> [Exercise goal]
Extract the full set of records, then give each one again exactly.

━━ Material supplied ━━

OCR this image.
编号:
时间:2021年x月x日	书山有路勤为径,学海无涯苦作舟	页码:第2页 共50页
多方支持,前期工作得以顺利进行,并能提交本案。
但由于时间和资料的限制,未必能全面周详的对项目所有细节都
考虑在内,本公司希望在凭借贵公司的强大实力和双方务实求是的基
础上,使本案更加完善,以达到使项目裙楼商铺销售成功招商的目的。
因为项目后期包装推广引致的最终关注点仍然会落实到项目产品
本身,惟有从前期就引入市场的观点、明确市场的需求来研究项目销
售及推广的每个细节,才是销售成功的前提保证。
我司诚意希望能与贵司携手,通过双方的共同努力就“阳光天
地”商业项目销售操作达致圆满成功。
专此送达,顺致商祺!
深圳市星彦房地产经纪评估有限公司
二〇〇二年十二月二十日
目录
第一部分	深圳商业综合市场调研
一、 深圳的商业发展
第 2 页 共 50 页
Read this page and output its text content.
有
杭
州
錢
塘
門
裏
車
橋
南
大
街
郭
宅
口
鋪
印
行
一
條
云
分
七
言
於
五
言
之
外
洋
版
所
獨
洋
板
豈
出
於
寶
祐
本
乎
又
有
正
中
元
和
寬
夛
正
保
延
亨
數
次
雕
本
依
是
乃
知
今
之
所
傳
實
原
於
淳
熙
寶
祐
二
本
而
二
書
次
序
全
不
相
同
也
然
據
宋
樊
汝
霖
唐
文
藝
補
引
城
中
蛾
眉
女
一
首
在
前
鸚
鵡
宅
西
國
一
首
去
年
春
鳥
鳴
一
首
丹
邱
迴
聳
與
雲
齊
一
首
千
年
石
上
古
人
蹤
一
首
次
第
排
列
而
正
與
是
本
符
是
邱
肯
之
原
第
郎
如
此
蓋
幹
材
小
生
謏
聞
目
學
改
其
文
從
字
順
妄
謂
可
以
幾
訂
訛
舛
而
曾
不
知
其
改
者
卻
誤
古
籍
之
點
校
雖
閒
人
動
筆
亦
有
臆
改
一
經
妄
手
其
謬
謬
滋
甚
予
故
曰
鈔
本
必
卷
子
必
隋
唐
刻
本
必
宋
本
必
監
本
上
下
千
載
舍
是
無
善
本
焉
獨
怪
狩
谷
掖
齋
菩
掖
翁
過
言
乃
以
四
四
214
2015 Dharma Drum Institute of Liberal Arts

━━━

> [Reply]
OCR this image.
编号:
时间:2021年x月x日	书山有路勤为径,学海无涯苦作舟	页码:第2页 共50页
多方支持,前期工作得以顺利进行,并能提交本案。
但由于时间和资料的限制,未必能全面周详的对项目所有细节都
考虑在内,本公司希望在凭借贵公司的强大实力和双方务实求是的基
础上,使本案更加完善,以达到使项目裙楼商铺销售成功招商的目的。
因为项目后期包装推广引致的最终关注点仍然会落实到项目产品
本身,惟有从前期就引入市场的观点、明确市场的需求来研究项目销
售及推广的每个细节,才是销售成功的前提保证。
我司诚意希望能与贵司携手,通过双方的共同努力就“阳光天
地”商业项目销售操作达致圆满成功。
专此送达,顺致商祺!
深圳市星彦房地产经纪评估有限公司
二〇〇二年十二月二十日
目录
第一部分	深圳商业综合市场调研
一、 深圳的商业发展
第 2 页 共 50 页
Read this page and output its text content.
有
杭
州
錢
塘
門
裏
車
橋
南
大
街
郭
宅
口
鋪
印
行
一
條
云
分
七
言
於
五
言
之
外
洋
版
所
獨
洋
板
豈
出
於
寶
祐
本
乎
又
有
正
中
元
和
寬
夛
正
保
延
亨
數
次
雕
本
依
是
乃
知
今
之
所
傳
實
原
於
淳
熙
寶
祐
二
本
而
二
書
次
序
全
不
相
同
也
然
據
宋
樊
汝
霖
唐
文
藝
補
引
城
中
蛾
眉
女
一
首
在
前
鸚
鵡
宅
西
國
一
首
去
年
春
鳥
鳴
一
首
丹
邱
迴
聳
與
雲
齊
一
首
千
年
石
上
古
人
蹤
一
首
次
第
排
列
而
正
與
是
本
符
是
邱
肯
之
原
第
郎
如
此
蓋
幹
材
小
生
謏
聞
目
學
改
其
文
從
字
順
妄
謂
可
以
幾
訂
訛
舛
而
曾
不
知
其
改
者
卻
誤
古
籍
之
點
校
雖
閒
人
動
筆
亦
有
臆
改
一
經
妄
手
其
謬
謬
滋
甚
予
故
曰
鈔
本
必
卷
子
必
隋
唐
刻
本
必
宋
本
必
監
本
上
下
千
載
舍
是
無
善
本
焉
獨
怪
狩
谷
掖
齋
菩
掖
翁
過
言
乃
以
四
四
214
2015 Dharma Drum Institute of Liberal Arts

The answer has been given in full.